**READING TEXT**.
┄┄┄┄┄┄┄┄┄┄┄┄┄┄┄┄┄┄┄┄

# Taking my table saw to the next level: Correct segments straight off the saw!



## RUINTUIT

I've had mine since they came out, and use it for everything but what you use yours for. Love it, and honestly love anything that I've used of Incra, including my TSLS 32 on my Craftsman contractor saw. Just can't go wrong with the accuracy.


----------



## MagicalMichael

I have had two good miter sleds. First the "Dubby" and now the Osborne ( http://osbornemfg.com). The latter is fabulous. It is triangulated, so rock solid; was dead accurate out of the box; has a very long extension arm; and is easily reversible to work either left or right handed. I don't know why people bother making sleds since many of the current miter offerings are so versatile.

Michael


----------



## Tennessee

I looked closely at the Osborne. I found numerous reviews about that triangulated third arm - the connections they now use for it. People complaining about play showing up in those connections. Obviously you have had great success with yours.

┄┄┄┄┄┄┄┄┄┄┄┄┄┄┄┄┄┄┄┄

**STORED ROWS**.
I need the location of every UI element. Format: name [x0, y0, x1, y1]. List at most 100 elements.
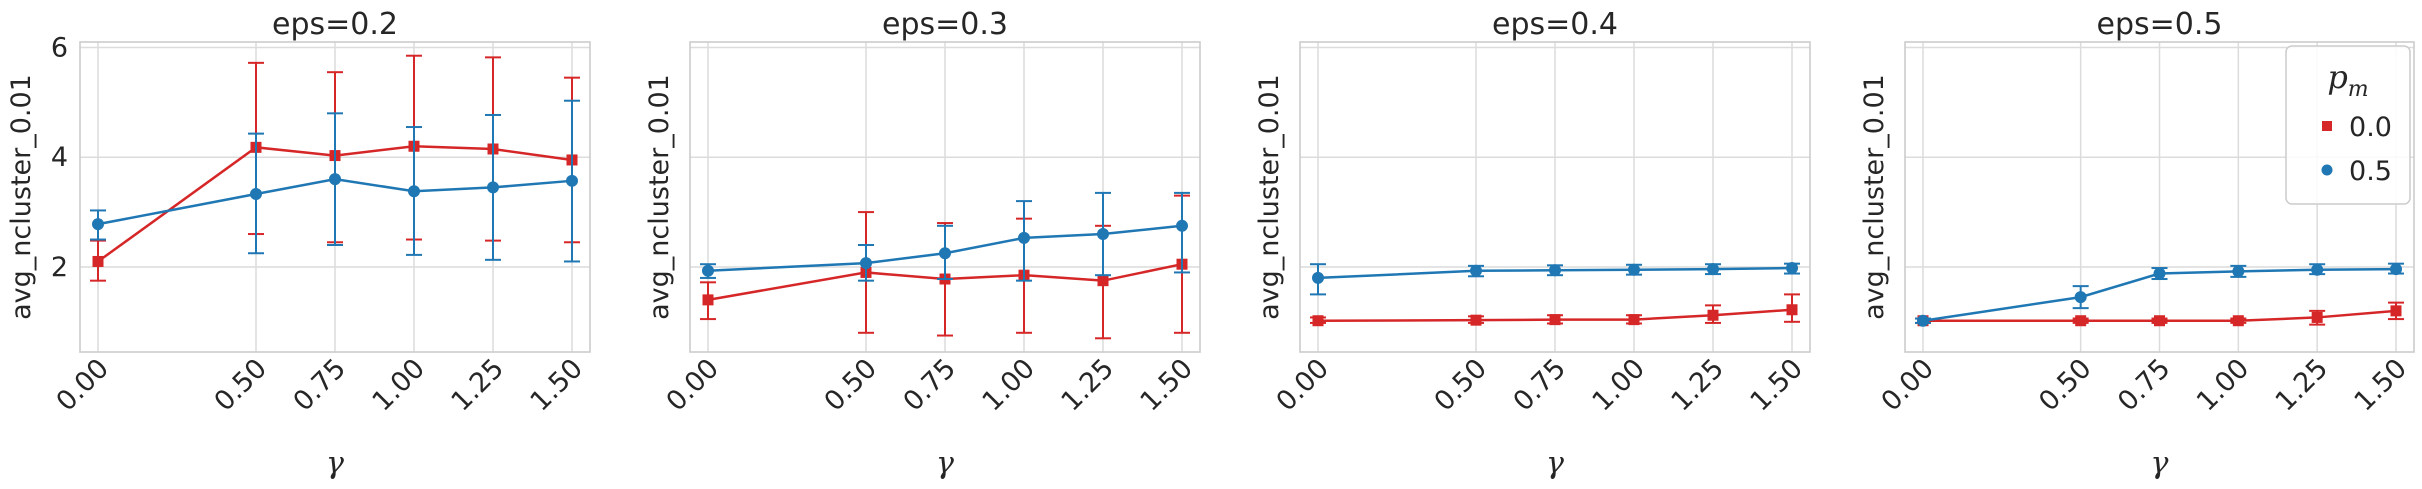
- series-line: [707, 224, 1183, 273]
- x-tick-label: 1.00: [2191, 353, 2255, 417]
- data-point: [1312, 315, 1324, 327]
- x-tick-label: 0.00: [1876, 353, 1940, 417]
- data-point: [92, 255, 104, 267]
- y-axis-label: avg_ncluster_0.01: [1859, 74, 1890, 320]
- series-0.0: [1915, 301, 2404, 327]
- data-point: [2154, 315, 2165, 327]
- x-tick-label: 1.25: [2270, 353, 2334, 417]
- y-axis-label: avg_ncluster_0.01: [644, 74, 675, 320]
- x-axis-label: γ: [1546, 446, 1564, 481]
- series-0.5: [1915, 262, 2404, 327]
- panel-title: eps=0.2: [272, 7, 398, 42]
- legend-marker: [2322, 121, 2332, 131]
- data-point: [1470, 314, 1482, 326]
- data-point: [2232, 315, 2244, 327]
- data-point: [2074, 291, 2087, 304]
- data-point: [329, 173, 341, 186]
- legend-label: 0.5: [2349, 156, 2392, 187]
- panel-title: eps=0.4: [1492, 7, 1618, 42]
- data-point: [250, 187, 262, 200]
- x-tick-label: 1.00: [1587, 353, 1651, 417]
- y-axis-label: avg_ncluster_0.01: [6, 74, 37, 320]
- data-point: [2153, 267, 2166, 280]
- data-point: [1097, 228, 1109, 241]
- data-point: [1176, 219, 1188, 232]
- data-point: [1097, 275, 1109, 287]
- y-axis-label: avg_ncluster_0.01: [1254, 74, 1285, 320]
- series-line: [97, 177, 573, 226]
- series-line: [1317, 308, 1793, 322]
- panel-2: eps=0.3 avg_ncluster_0.01 0.00 0.50 0.75 1.00…: [644, 7, 1201, 481]
- plot-frame: [79, 41, 591, 353]
- x-tick-label: 1.50: [1745, 353, 1809, 417]
- data-point: [1628, 263, 1640, 276]
- data-point: [2232, 265, 2245, 278]
- data-point: [939, 247, 951, 260]
- x-tick-label: 1.50: [1135, 353, 1199, 417]
- legend-marker: [2321, 164, 2333, 176]
- legend-box: [2285, 45, 2411, 205]
- x-tick-label: 0.75: [288, 353, 352, 417]
- legend: pm0.00.5: [2285, 45, 2411, 205]
- series-0.5: [90, 99, 580, 263]
- panel-4: eps=0.5 avg_ncluster_0.01 0.00 0.50 0.75 1.00…: [1859, 7, 2415, 481]
- data-point: [1549, 264, 1561, 277]
- x-tick-label: 0.75: [898, 353, 962, 417]
- series-line: [1922, 267, 2397, 322]
- plot-frame: [1299, 41, 1811, 353]
- data-point: [408, 185, 420, 198]
- data-point: [487, 181, 499, 194]
- y-tick-label: 2: [51, 252, 68, 283]
- x-tick-label: 1.25: [446, 353, 510, 417]
- data-point: [2390, 305, 2402, 317]
- panel-3: eps=0.4 avg_ncluster_0.01 0.00 0.50 0.75 1.00…: [1254, 7, 1811, 481]
- x-axis-label: γ: [326, 446, 344, 481]
- data-point: [2390, 263, 2402, 276]
- x-tick-label: 1.00: [367, 353, 431, 417]
- series-line: [97, 144, 573, 263]
- x-tick-label: 0.50: [2033, 353, 2097, 417]
- x-tick-label: 1.50: [525, 353, 589, 417]
- data-point: [1018, 231, 1030, 244]
- data-point: [2311, 311, 2323, 323]
- plot-frame: [1904, 41, 2415, 353]
- panel-title: eps=0.3: [882, 7, 1008, 42]
- series-0.5: [1310, 262, 1800, 296]
- data-point: [1628, 314, 1640, 326]
- series-line: [707, 262, 1183, 302]
- x-tick-label: 1.25: [1056, 353, 1120, 417]
- data-point: [1312, 271, 1324, 284]
- data-point: [1707, 263, 1719, 276]
- x-axis-label: γ: [936, 446, 954, 481]
- data-point: [1707, 309, 1719, 321]
- y-tick-label: 4: [51, 142, 68, 173]
- x-tick-label: 0.50: [819, 353, 883, 417]
- x-axis-label: γ: [2151, 446, 2169, 481]
- series-0.5: [700, 191, 1190, 282]
- data-point: [1549, 314, 1561, 326]
- x-tick-label: 1.50: [2349, 353, 2413, 417]
- data-point: [1786, 304, 1798, 316]
- data-point: [1917, 314, 1929, 327]
- x-tick-label: 0.75: [2112, 353, 2176, 417]
- data-point: [860, 257, 872, 270]
- data-point: [1786, 262, 1798, 275]
- x-tick-label: 0.00: [1271, 353, 1335, 417]
- x-tick-label: 0.50: [209, 353, 273, 417]
- series-line: [1317, 266, 1793, 280]
- data-point: [702, 294, 714, 306]
- y-tick-label: 6: [51, 32, 68, 63]
- series-line: [1923, 309, 2397, 322]
- plot-frame: [689, 41, 1201, 353]
- data-point: [2311, 263, 2324, 276]
- x-tick-label: 0.00: [51, 353, 115, 417]
- series-0.0: [1310, 293, 1800, 327]
- data-point: [92, 218, 104, 231]
- data-point: [2075, 315, 2087, 327]
- data-point: [1470, 264, 1482, 277]
- x-tick-label: 1.25: [1666, 353, 1730, 417]
- x-tick-label: 0.00: [661, 353, 725, 417]
- x-tick-label: 0.75: [1508, 353, 1572, 417]
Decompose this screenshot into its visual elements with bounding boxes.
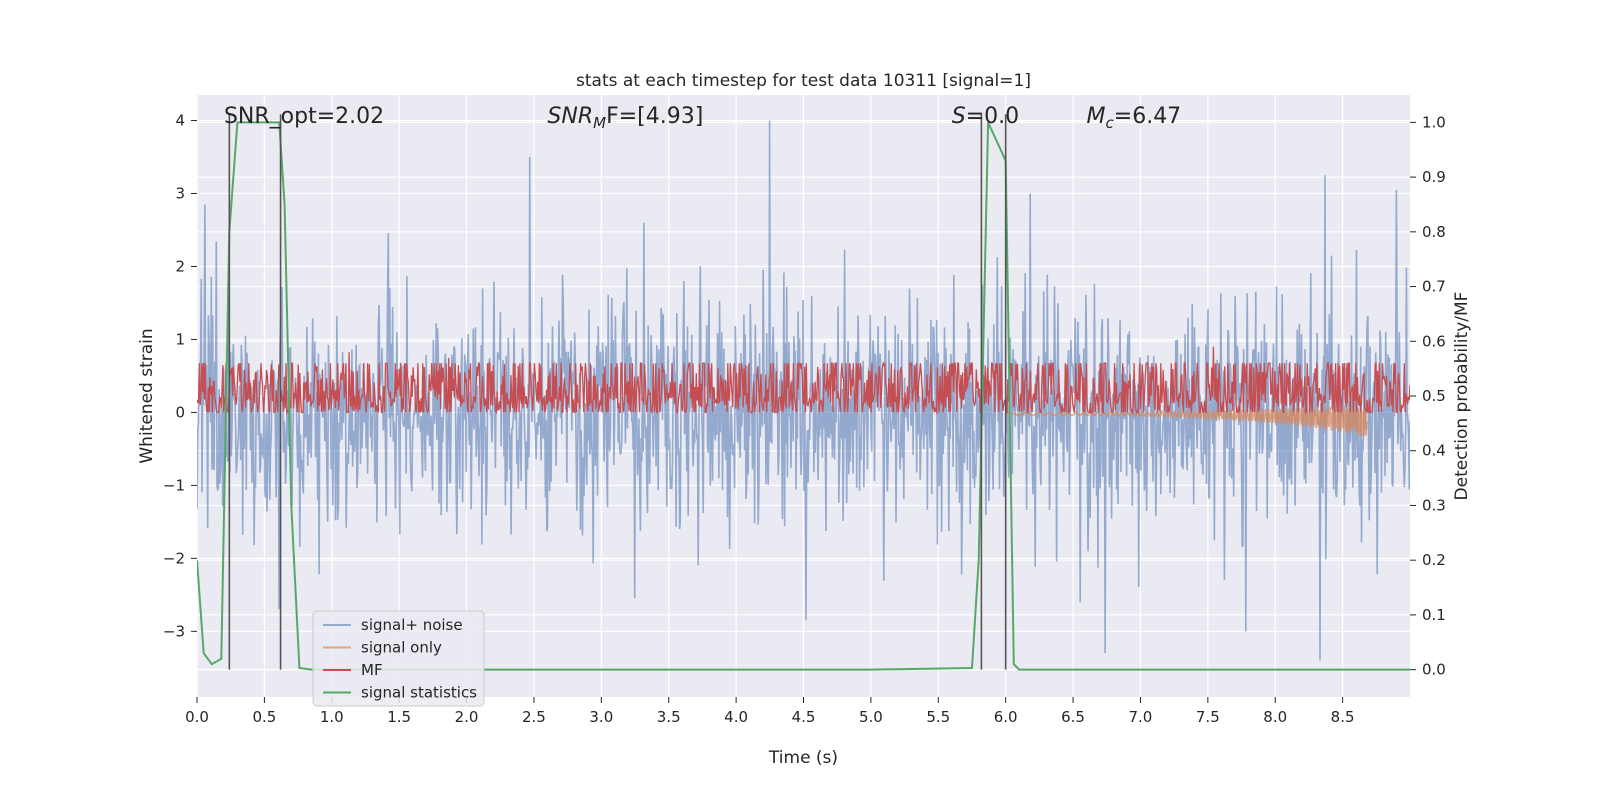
x-tick-label: 5.5 [926, 708, 950, 726]
y-axis-label: Whitened strain [137, 328, 157, 463]
y-tick-label: 0 [175, 403, 185, 421]
x-tick-label: 7.0 [1129, 708, 1153, 726]
y-right-tick-label: 0.3 [1422, 496, 1446, 514]
y-right-tick-label: 0.6 [1422, 332, 1446, 350]
y-tick-label: −2 [163, 549, 185, 567]
x-tick-label: 6.0 [994, 708, 1018, 726]
annotation-snr_mf: SNRMF=[4.93] [547, 104, 703, 132]
right-axis-ticks: 1.0 0.9 0.8 0.7 0.6 0.5 0.4 0.3 0.2 0.1 0.0 [1410, 113, 1446, 679]
y-tick-label: 4 [175, 112, 185, 130]
left-axis-ticks: 4 3 2 1 0 −1 −2 −3 [163, 112, 197, 640]
annotation-snr_opt: SNR_opt=2.02 [224, 104, 384, 129]
legend-label: signal statistics [361, 684, 477, 702]
y-right-tick-label: 0.2 [1422, 551, 1446, 569]
y-tick-label: 1 [175, 330, 185, 348]
x-tick-label: 5.0 [859, 708, 883, 726]
y-right-tick-label: 0.4 [1422, 442, 1446, 460]
x-tick-label: 2.5 [522, 708, 546, 726]
x-tick-label: 3.5 [657, 708, 681, 726]
vline-layer [228, 114, 1007, 670]
y-tick-label: 2 [175, 257, 185, 275]
y-tick-label: −1 [163, 476, 185, 494]
series-mf-line [197, 346, 1410, 415]
chart-title: stats at each timestep for test data 103… [576, 71, 1031, 91]
legend-box [312, 610, 485, 707]
x-tick-label: 4.5 [792, 708, 816, 726]
series-signal-only-line [1005, 405, 1368, 437]
x-tick-label: 2.0 [455, 708, 479, 726]
x-tick-label: 7.5 [1196, 708, 1220, 726]
y-right-tick-label: 0.9 [1422, 168, 1446, 186]
x-tick-label: 6.5 [1061, 708, 1085, 726]
y-tick-label: 3 [175, 185, 185, 203]
annotations: SNR_opt=2.02 SNRMF=[4.93] S=0.0 Mc=6.47 [224, 104, 1181, 132]
x-tick-label: 4.0 [724, 708, 748, 726]
y-right-tick-label: 0.8 [1422, 223, 1446, 241]
annotation-mc: Mc=6.47 [1087, 104, 1182, 132]
x-axis-label: Time (s) [768, 748, 838, 768]
x-tick-label: 0.5 [252, 708, 276, 726]
legend: signal+ noise signal only MF signal statist… [312, 610, 485, 707]
legend-label: signal+ noise [361, 616, 463, 634]
annotation-s: S=0.0 [952, 104, 1019, 129]
x-axis-ticks: 0.0 0.5 1.0 1.5 2.0 2.5 3.0 3.5 4.0 4.5 5.0 5.5 6.0 6… [185, 697, 1355, 726]
x-tick-label: 8.0 [1263, 708, 1287, 726]
y-right-tick-label: 0.5 [1422, 387, 1446, 405]
y-right-tick-label: 0.1 [1422, 606, 1446, 624]
x-tick-label: 0.0 [185, 708, 209, 726]
y-axis-right-label: Detection probability/MF [1452, 292, 1472, 501]
x-tick-label: 1.5 [387, 708, 411, 726]
y-tick-label: −3 [163, 622, 185, 640]
legend-label: MF [361, 661, 383, 679]
x-tick-label: 3.0 [589, 708, 613, 726]
y-right-tick-label: 0.0 [1422, 661, 1446, 679]
x-tick-label: 1.0 [320, 708, 344, 726]
legend-label: signal only [361, 639, 442, 657]
y-right-tick-label: 0.7 [1422, 278, 1446, 296]
y-right-tick-label: 1.0 [1422, 113, 1446, 131]
x-tick-label: 8.5 [1331, 708, 1355, 726]
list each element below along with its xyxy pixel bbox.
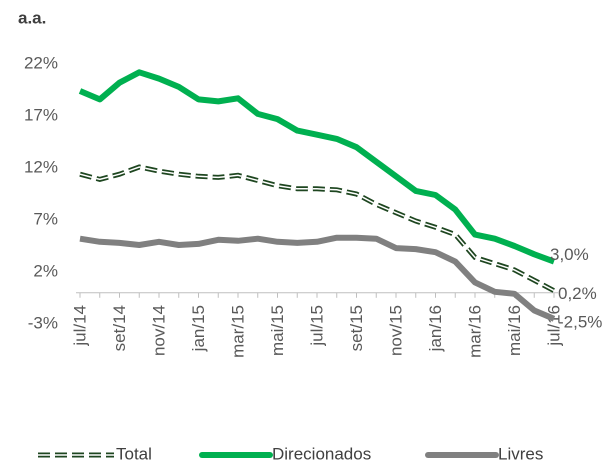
legend-label: Total — [116, 444, 152, 463]
data-label: 3,0% — [550, 245, 589, 264]
x-tick-label: jan/15 — [189, 305, 208, 352]
line — [79, 234, 556, 322]
x-tick-label: jul/14 — [70, 305, 89, 347]
data-label: -2,5% — [558, 312, 602, 331]
legend-label: Direcionados — [272, 444, 371, 463]
y-tick-label: -3% — [28, 313, 58, 332]
y-tick-label: 12% — [24, 157, 58, 176]
data-label: 0,2% — [558, 284, 597, 303]
x-tick-label: set/15 — [347, 305, 366, 351]
y-axis-label: a.a. — [18, 8, 46, 27]
y-tick-label: 22% — [24, 53, 58, 72]
x-tick-label: nov/15 — [386, 305, 405, 356]
y-tick-label: 7% — [33, 209, 58, 228]
x-tick-label: jan/16 — [426, 305, 445, 352]
x-tick-label: jul/15 — [307, 305, 326, 347]
x-tick-label: set/14 — [110, 305, 129, 351]
legend-label: Livres — [498, 444, 543, 463]
x-tick-label: mai/16 — [505, 305, 524, 356]
line — [79, 164, 556, 293]
x-tick-label: mar/16 — [465, 305, 484, 358]
y-tick-label: 17% — [24, 105, 58, 124]
x-tick-label: mai/15 — [268, 305, 287, 356]
x-tick-label: nov/14 — [149, 305, 168, 356]
line-inner — [79, 166, 555, 292]
line — [78, 69, 556, 265]
y-tick-label: 2% — [33, 261, 58, 280]
x-tick-label: mar/15 — [228, 305, 247, 358]
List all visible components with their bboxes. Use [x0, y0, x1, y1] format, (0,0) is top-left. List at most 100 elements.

┄┄┄┄┄┄┄┄┄┄┄┄┄┄┄┄┄┄┄┄

**REQUIRED ACTIONS**.
- a) Do these statements agree with the table saw thread? Answer yes or no for each, quoting the words from the thread that decide it. (i) MagicalMichael's first miter sled was the Osborne. (ii) RUINTUIT uses a TSLS 32 on a Craftsman contractor saw. (iii) Tennessee found reviews complaining about play in the connections of the Osborne's third arm.
- b) In the table saw thread, what about the Osborne makes it rock solid?
- c) Print the passage of the table saw thread that begins at the words "I've had mine" and stops after "are so versatile.".

**SOLUTION LIST**.
- a)
(i) No: "First the "Dubby" and now the Osborne"
(ii) Yes: "including my TSLS 32 on my Craftsman contractor saw"
(iii) Yes: "People complaining about play showing up in those connections."

- b) It is triangulated.

- c)
I've had mine since they came out, and use it for everything but what you use yours for. Love it, and honestly love anything that I've used of Incra, including my TSLS 32 on my Craftsman contractor saw. Just can't go wrong with the accuracy.


----------



## MagicalMichael

I have had two good miter sleds. First the "Dubby" and now the Osborne ( http://osbornemfg.com). The latter is fabulous. It is triangulated, so rock solid; was dead accurate out of the box; has a very long extension arm; and is easily reversible to work either left or right handed. I don't know why people bother making sleds since many of the current miter offerings are so versatile.